*Data records*:
-*-*-

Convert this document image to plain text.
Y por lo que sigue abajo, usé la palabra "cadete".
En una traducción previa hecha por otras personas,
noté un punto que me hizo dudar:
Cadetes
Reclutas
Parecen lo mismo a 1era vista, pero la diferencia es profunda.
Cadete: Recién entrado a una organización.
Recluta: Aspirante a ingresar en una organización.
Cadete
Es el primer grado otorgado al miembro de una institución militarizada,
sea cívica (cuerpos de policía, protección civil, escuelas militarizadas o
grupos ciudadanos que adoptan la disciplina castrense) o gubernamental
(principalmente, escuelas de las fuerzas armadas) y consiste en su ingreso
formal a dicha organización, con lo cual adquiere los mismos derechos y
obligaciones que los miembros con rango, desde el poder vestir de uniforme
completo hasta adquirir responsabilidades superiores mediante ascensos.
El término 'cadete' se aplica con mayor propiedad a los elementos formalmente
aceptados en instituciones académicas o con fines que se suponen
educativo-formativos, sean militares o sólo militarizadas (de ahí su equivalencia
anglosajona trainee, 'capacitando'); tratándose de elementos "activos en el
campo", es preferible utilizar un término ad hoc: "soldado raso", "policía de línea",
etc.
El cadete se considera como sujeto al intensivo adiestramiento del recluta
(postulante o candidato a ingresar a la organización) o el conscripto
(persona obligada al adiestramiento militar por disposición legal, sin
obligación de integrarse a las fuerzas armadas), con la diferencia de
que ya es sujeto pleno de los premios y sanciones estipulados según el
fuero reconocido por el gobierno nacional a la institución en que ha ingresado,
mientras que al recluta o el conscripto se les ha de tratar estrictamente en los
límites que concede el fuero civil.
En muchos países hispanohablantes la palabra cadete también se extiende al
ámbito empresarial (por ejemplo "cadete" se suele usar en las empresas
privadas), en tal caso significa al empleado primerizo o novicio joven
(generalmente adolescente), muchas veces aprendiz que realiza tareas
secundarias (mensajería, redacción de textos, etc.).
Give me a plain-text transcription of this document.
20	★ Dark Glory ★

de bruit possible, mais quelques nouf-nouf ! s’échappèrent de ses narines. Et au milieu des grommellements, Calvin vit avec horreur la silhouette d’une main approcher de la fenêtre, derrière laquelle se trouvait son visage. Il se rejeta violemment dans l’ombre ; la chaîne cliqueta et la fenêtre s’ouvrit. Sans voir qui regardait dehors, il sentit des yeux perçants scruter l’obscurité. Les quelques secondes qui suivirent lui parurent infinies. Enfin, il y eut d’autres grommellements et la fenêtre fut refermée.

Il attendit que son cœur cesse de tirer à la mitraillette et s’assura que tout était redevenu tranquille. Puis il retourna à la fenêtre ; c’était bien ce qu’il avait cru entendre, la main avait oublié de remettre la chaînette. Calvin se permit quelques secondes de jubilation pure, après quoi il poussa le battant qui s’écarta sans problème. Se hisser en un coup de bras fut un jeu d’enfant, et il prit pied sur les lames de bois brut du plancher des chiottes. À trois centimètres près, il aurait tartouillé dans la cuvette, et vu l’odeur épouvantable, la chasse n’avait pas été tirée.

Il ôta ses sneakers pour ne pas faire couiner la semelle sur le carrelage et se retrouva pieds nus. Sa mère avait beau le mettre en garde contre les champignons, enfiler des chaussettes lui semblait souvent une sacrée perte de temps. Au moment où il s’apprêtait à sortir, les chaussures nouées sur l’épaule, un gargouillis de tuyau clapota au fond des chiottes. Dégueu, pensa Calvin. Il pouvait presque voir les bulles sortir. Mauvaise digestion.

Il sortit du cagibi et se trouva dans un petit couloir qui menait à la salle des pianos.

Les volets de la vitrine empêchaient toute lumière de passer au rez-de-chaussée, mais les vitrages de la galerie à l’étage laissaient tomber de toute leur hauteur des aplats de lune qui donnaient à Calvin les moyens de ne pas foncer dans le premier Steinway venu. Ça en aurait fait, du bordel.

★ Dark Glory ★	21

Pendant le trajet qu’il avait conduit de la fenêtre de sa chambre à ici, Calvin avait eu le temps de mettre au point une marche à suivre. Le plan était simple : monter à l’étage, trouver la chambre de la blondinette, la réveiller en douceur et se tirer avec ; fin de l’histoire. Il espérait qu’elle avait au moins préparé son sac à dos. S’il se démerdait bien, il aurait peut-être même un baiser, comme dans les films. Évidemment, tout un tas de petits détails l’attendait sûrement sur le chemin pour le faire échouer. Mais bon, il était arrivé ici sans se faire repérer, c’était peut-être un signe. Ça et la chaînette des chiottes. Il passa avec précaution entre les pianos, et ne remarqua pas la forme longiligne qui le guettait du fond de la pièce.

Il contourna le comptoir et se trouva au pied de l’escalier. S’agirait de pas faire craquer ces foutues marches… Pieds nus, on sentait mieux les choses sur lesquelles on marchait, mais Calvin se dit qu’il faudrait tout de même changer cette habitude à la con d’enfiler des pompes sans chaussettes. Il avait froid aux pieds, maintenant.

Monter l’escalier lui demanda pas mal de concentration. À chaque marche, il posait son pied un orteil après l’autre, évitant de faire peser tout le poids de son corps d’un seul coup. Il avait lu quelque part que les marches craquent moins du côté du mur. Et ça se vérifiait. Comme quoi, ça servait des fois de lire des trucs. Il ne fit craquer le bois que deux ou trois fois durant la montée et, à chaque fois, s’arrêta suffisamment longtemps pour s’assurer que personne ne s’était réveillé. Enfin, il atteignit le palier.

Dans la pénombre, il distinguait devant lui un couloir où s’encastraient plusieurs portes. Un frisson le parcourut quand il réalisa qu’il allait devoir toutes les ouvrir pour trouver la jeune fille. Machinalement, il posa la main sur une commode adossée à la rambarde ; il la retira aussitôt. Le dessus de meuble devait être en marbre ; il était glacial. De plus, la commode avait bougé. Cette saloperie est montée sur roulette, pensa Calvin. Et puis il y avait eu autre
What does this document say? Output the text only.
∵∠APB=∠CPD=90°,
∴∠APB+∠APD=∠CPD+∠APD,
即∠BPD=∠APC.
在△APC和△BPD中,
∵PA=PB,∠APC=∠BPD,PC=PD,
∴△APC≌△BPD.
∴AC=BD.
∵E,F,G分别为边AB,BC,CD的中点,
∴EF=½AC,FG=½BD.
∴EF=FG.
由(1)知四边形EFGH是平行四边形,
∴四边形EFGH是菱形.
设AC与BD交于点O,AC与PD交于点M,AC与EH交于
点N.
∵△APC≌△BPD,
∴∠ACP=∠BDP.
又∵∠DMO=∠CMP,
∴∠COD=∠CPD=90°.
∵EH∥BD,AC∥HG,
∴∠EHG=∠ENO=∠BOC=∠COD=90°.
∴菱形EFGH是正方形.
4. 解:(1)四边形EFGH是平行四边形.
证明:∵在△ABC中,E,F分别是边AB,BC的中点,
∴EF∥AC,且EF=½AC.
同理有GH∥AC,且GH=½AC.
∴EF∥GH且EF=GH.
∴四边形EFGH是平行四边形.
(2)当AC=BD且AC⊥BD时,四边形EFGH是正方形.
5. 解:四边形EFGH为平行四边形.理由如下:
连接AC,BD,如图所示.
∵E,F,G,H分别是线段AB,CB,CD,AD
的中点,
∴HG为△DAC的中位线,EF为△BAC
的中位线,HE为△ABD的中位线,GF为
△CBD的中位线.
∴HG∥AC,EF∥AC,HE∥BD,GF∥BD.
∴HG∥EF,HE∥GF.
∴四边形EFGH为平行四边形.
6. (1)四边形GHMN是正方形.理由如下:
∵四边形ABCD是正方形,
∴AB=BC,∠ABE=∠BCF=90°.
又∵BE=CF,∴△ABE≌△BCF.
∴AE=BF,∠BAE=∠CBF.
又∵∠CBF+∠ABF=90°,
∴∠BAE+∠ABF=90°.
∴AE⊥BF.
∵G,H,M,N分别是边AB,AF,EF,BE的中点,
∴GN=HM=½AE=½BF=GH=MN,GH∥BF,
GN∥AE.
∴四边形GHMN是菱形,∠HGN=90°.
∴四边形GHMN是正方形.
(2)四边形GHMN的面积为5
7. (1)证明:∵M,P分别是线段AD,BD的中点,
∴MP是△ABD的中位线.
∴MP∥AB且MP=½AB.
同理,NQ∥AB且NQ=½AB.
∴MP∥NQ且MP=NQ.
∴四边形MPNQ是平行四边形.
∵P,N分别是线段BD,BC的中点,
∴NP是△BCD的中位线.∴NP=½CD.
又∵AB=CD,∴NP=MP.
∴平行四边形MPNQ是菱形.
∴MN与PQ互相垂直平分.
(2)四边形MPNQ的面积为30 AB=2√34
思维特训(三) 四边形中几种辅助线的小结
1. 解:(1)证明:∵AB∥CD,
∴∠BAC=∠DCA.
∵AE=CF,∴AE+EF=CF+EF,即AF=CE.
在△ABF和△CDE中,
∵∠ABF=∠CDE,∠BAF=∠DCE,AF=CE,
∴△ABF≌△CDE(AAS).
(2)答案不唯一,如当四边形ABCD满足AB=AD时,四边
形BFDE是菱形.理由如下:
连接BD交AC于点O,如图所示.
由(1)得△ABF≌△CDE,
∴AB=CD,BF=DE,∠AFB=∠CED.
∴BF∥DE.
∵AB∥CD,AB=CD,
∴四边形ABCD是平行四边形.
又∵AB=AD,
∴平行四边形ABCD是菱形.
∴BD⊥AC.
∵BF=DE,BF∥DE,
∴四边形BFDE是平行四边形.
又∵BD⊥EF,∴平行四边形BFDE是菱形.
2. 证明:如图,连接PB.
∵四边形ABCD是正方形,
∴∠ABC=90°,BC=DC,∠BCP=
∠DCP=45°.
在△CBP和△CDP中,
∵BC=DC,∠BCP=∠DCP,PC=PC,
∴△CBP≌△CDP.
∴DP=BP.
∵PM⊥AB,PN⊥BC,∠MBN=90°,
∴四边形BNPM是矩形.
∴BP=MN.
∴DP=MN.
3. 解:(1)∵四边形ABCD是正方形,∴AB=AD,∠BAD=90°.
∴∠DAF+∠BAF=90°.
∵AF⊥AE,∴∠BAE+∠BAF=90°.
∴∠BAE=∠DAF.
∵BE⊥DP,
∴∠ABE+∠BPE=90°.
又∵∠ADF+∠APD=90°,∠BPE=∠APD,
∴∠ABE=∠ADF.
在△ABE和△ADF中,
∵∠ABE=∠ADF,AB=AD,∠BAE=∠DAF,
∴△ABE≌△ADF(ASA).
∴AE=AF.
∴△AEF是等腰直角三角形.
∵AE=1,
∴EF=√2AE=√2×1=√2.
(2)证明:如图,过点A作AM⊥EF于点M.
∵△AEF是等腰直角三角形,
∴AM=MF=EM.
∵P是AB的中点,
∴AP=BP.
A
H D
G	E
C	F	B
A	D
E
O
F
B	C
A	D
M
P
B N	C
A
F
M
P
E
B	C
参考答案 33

-*-*-

*Problem requirements*:
Only the lines from the one that contains "What does this" to the end of the entries above should be given again, exactly and in full.

*Task solution*:
What does this document say? Output the text only.
∵∠APB=∠CPD=90°,
∴∠APB+∠APD=∠CPD+∠APD,
即∠BPD=∠APC.
在△APC和△BPD中,
∵PA=PB,∠APC=∠BPD,PC=PD,
∴△APC≌△BPD.
∴AC=BD.
∵E,F,G分别为边AB,BC,CD的中点,
∴EF=½AC,FG=½BD.
∴EF=FG.
由(1)知四边形EFGH是平行四边形,
∴四边形EFGH是菱形.
设AC与BD交于点O,AC与PD交于点M,AC与EH交于
点N.
∵△APC≌△BPD,
∴∠ACP=∠BDP.
又∵∠DMO=∠CMP,
∴∠COD=∠CPD=90°.
∵EH∥BD,AC∥HG,
∴∠EHG=∠ENO=∠BOC=∠COD=90°.
∴菱形EFGH是正方形.
4. 解:(1)四边形EFGH是平行四边形.
证明:∵在△ABC中,E,F分别是边AB,BC的中点,
∴EF∥AC,且EF=½AC.
同理有GH∥AC,且GH=½AC.
∴EF∥GH且EF=GH.
∴四边形EFGH是平行四边形.
(2)当AC=BD且AC⊥BD时,四边形EFGH是正方形.
5. 解:四边形EFGH为平行四边形.理由如下:
连接AC,BD,如图所示.
∵E,F,G,H分别是线段AB,CB,CD,AD
的中点,
∴HG为△DAC的中位线,EF为△BAC
的中位线,HE为△ABD的中位线,GF为
△CBD的中位线.
∴HG∥AC,EF∥AC,HE∥BD,GF∥BD.
∴HG∥EF,HE∥GF.
∴四边形EFGH为平行四边形.
6. (1)四边形GHMN是正方形.理由如下:
∵四边形ABCD是正方形,
∴AB=BC,∠ABE=∠BCF=90°.
又∵BE=CF,∴△ABE≌△BCF.
∴AE=BF,∠BAE=∠CBF.
又∵∠CBF+∠ABF=90°,
∴∠BAE+∠ABF=90°.
∴AE⊥BF.
∵G,H,M,N分别是边AB,AF,EF,BE的中点,
∴GN=HM=½AE=½BF=GH=MN,GH∥BF,
GN∥AE.
∴四边形GHMN是菱形,∠HGN=90°.
∴四边形GHMN是正方形.
(2)四边形GHMN的面积为5
7. (1)证明:∵M,P分别是线段AD,BD的中点,
∴MP是△ABD的中位线.
∴MP∥AB且MP=½AB.
同理,NQ∥AB且NQ=½AB.
∴MP∥NQ且MP=NQ.
∴四边形MPNQ是平行四边形.
∵P,N分别是线段BD,BC的中点,
∴NP是△BCD的中位线.∴NP=½CD.
又∵AB=CD,∴NP=MP.
∴平行四边形MPNQ是菱形.
∴MN与PQ互相垂直平分.
(2)四边形MPNQ的面积为30 AB=2√34
思维特训(三) 四边形中几种辅助线的小结
1. 解:(1)证明:∵AB∥CD,
∴∠BAC=∠DCA.
∵AE=CF,∴AE+EF=CF+EF,即AF=CE.
在△ABF和△CDE中,
∵∠ABF=∠CDE,∠BAF=∠DCE,AF=CE,
∴△ABF≌△CDE(AAS).
(2)答案不唯一,如当四边形ABCD满足AB=AD时,四边
形BFDE是菱形.理由如下:
连接BD交AC于点O,如图所示.
由(1)得△ABF≌△CDE,
∴AB=CD,BF=DE,∠AFB=∠CED.
∴BF∥DE.
∵AB∥CD,AB=CD,
∴四边形ABCD是平行四边形.
又∵AB=AD,
∴平行四边形ABCD是菱形.
∴BD⊥AC.
∵BF=DE,BF∥DE,
∴四边形BFDE是平行四边形.
又∵BD⊥EF,∴平行四边形BFDE是菱形.
2. 证明:如图,连接PB.
∵四边形ABCD是正方形,
∴∠ABC=90°,BC=DC,∠BCP=
∠DCP=45°.
在△CBP和△CDP中,
∵BC=DC,∠BCP=∠DCP,PC=PC,
∴△CBP≌△CDP.
∴DP=BP.
∵PM⊥AB,PN⊥BC,∠MBN=90°,
∴四边形BNPM是矩形.
∴BP=MN.
∴DP=MN.
3. 解:(1)∵四边形ABCD是正方形,∴AB=AD,∠BAD=90°.
∴∠DAF+∠BAF=90°.
∵AF⊥AE,∴∠BAE+∠BAF=90°.
∴∠BAE=∠DAF.
∵BE⊥DP,
∴∠ABE+∠BPE=90°.
又∵∠ADF+∠APD=90°,∠BPE=∠APD,
∴∠ABE=∠ADF.
在△ABE和△ADF中,
∵∠ABE=∠ADF,AB=AD,∠BAE=∠DAF,
∴△ABE≌△ADF(ASA).
∴AE=AF.
∴△AEF是等腰直角三角形.
∵AE=1,
∴EF=√2AE=√2×1=√2.
(2)证明:如图,过点A作AM⊥EF于点M.
∵△AEF是等腰直角三角形,
∴AM=MF=EM.
∵P是AB的中点,
∴AP=BP.
A
H D
G	E
C	F	B
A	D
E
O
F
B	C
A	D
M
P
B N	C
A
F
M
P
E
B	C
参考答案 33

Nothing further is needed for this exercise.